**Data listing**

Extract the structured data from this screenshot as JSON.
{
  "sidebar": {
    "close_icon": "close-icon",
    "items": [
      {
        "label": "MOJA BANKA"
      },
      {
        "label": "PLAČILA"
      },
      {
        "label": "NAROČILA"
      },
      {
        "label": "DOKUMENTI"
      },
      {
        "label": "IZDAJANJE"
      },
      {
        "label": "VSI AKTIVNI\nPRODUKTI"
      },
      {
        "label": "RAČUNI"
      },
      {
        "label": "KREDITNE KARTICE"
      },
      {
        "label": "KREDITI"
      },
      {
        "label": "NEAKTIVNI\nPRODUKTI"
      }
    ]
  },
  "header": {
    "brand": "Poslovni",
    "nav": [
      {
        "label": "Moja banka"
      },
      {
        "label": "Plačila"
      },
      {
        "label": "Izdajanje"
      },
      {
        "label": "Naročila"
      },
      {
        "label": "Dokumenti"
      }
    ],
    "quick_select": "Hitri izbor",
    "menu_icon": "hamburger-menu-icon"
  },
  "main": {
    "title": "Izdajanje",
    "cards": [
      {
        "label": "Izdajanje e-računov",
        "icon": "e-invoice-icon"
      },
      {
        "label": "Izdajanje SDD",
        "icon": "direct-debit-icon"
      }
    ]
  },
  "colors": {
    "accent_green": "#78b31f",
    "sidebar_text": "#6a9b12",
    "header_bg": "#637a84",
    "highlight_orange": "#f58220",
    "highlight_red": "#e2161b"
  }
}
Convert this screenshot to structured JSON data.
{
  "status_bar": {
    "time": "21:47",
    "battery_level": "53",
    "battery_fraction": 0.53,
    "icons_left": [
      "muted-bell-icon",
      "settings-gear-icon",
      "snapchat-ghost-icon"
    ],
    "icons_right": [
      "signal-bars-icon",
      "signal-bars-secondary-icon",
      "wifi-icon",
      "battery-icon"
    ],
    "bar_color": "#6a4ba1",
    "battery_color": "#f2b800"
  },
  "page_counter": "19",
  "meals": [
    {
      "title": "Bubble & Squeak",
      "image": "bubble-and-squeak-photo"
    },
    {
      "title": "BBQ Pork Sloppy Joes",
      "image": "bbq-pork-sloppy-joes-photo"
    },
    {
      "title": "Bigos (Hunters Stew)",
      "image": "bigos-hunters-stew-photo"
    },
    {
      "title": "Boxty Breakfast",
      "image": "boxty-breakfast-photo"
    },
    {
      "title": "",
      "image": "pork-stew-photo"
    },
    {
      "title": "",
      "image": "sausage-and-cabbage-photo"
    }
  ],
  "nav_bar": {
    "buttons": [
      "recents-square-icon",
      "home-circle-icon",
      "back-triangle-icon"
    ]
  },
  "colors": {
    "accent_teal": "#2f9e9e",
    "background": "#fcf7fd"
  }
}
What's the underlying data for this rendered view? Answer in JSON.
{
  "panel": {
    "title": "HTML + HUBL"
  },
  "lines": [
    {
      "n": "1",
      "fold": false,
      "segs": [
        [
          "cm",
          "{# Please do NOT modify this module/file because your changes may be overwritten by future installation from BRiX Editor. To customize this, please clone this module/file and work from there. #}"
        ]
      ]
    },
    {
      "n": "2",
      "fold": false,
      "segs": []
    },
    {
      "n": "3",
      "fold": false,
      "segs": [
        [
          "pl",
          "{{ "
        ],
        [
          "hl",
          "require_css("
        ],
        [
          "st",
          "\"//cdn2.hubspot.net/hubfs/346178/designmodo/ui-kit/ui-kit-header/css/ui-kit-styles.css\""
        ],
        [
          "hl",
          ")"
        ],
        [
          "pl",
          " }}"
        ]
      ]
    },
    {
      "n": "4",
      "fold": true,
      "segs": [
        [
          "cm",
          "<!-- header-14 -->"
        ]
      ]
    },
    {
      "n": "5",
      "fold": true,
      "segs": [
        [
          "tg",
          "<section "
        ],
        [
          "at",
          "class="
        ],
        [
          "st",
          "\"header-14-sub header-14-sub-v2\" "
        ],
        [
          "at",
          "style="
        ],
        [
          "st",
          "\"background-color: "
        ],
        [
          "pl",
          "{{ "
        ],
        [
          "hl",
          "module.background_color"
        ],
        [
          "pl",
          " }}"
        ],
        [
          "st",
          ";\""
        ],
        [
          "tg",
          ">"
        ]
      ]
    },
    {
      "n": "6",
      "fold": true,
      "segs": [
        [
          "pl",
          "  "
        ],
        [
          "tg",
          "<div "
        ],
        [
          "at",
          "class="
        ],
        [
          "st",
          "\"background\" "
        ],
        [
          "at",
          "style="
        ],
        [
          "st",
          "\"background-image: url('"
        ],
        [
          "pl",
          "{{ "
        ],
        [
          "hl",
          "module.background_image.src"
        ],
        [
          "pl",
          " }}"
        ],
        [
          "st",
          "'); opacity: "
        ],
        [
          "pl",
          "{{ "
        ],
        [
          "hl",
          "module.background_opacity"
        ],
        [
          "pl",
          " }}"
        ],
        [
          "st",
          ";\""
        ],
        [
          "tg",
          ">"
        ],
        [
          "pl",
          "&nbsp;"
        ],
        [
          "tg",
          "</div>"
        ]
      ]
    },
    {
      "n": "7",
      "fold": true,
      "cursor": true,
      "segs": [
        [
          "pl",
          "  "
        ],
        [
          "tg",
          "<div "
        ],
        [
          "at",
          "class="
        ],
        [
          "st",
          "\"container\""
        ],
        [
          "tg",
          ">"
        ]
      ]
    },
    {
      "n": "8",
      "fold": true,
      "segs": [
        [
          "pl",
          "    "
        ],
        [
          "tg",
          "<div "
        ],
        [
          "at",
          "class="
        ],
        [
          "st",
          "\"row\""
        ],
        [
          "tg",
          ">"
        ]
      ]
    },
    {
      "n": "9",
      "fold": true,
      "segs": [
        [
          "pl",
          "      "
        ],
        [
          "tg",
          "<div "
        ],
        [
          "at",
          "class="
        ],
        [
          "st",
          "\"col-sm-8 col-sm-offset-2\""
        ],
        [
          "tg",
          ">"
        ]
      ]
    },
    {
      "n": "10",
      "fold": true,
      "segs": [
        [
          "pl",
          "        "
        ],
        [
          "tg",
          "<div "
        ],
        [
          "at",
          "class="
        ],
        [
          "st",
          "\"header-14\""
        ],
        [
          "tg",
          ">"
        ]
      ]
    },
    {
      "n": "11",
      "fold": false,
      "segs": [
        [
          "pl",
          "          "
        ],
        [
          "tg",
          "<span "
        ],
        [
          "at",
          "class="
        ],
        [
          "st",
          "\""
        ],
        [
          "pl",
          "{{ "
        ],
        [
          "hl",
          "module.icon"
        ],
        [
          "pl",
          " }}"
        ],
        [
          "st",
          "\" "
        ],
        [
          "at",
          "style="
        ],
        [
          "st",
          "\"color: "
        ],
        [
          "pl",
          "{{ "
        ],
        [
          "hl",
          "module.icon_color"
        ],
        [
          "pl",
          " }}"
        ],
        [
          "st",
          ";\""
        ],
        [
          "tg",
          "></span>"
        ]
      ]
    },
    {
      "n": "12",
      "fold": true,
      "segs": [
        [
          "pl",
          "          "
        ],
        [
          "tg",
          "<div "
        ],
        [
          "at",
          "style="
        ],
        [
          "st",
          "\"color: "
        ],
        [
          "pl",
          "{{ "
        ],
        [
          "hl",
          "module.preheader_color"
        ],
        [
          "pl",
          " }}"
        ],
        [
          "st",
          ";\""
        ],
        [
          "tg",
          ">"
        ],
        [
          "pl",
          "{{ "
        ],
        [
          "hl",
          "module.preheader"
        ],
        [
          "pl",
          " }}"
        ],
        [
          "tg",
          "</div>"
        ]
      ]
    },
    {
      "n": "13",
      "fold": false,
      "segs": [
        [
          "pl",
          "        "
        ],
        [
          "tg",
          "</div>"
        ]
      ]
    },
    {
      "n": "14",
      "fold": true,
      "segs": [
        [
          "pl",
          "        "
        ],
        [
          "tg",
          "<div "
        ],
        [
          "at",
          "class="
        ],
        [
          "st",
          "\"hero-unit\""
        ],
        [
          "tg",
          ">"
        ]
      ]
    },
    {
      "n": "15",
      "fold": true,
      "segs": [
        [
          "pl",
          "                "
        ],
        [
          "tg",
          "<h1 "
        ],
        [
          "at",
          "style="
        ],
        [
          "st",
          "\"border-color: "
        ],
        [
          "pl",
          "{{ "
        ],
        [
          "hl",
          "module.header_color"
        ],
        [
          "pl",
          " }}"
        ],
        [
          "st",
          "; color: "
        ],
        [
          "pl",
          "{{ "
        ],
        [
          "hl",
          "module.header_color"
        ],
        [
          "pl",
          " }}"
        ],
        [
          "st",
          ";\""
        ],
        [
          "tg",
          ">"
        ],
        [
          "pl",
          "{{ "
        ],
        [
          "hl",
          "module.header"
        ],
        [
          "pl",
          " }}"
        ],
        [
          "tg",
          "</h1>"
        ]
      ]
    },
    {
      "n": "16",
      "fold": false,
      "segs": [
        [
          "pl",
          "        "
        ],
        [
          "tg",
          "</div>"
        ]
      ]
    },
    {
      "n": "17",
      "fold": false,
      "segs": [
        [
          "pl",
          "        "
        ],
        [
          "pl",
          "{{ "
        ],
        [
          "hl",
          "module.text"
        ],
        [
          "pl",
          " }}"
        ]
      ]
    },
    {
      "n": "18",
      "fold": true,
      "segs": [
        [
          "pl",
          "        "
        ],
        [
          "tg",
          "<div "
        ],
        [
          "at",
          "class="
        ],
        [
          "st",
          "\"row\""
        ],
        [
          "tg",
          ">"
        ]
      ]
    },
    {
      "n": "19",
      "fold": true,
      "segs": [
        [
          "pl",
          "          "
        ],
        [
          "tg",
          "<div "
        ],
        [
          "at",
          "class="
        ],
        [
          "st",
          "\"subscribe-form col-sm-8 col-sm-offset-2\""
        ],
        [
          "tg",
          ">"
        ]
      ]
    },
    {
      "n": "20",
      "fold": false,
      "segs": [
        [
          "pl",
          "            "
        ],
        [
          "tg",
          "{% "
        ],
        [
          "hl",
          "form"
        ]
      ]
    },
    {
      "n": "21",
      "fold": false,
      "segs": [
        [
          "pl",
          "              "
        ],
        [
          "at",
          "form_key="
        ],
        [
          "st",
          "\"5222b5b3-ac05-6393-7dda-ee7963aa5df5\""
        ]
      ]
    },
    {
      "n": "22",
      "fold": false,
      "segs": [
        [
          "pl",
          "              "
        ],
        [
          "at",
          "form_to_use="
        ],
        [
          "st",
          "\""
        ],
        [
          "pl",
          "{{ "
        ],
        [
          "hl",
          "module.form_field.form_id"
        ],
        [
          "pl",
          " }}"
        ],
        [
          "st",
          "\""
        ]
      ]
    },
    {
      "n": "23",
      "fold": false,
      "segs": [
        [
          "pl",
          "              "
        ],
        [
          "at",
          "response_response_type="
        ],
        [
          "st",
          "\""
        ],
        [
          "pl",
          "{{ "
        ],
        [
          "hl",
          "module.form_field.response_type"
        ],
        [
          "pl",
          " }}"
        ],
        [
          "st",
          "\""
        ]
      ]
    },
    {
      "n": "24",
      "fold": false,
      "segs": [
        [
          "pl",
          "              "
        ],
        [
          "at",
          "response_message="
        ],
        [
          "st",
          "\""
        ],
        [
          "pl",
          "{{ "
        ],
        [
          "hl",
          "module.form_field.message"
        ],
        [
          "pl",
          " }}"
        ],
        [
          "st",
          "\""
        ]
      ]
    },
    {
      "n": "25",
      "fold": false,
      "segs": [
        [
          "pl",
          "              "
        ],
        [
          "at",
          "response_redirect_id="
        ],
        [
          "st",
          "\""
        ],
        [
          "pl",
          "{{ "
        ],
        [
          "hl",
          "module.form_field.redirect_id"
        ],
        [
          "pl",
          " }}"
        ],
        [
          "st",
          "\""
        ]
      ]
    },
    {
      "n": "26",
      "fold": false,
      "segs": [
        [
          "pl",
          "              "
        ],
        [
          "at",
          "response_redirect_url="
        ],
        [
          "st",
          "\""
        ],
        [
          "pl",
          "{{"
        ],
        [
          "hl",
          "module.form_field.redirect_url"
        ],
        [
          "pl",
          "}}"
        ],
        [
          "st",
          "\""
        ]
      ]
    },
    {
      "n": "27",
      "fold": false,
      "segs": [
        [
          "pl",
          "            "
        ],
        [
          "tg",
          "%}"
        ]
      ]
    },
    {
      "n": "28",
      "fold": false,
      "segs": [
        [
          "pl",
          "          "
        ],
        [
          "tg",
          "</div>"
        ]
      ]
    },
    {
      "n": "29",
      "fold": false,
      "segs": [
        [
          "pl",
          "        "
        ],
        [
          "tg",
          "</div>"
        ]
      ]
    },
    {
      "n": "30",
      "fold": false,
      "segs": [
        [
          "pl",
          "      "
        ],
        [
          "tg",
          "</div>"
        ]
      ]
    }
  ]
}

**Aim of the task**
Report only the number of lines in the data above that contain "nPRODUKTI".

**Correct output**
2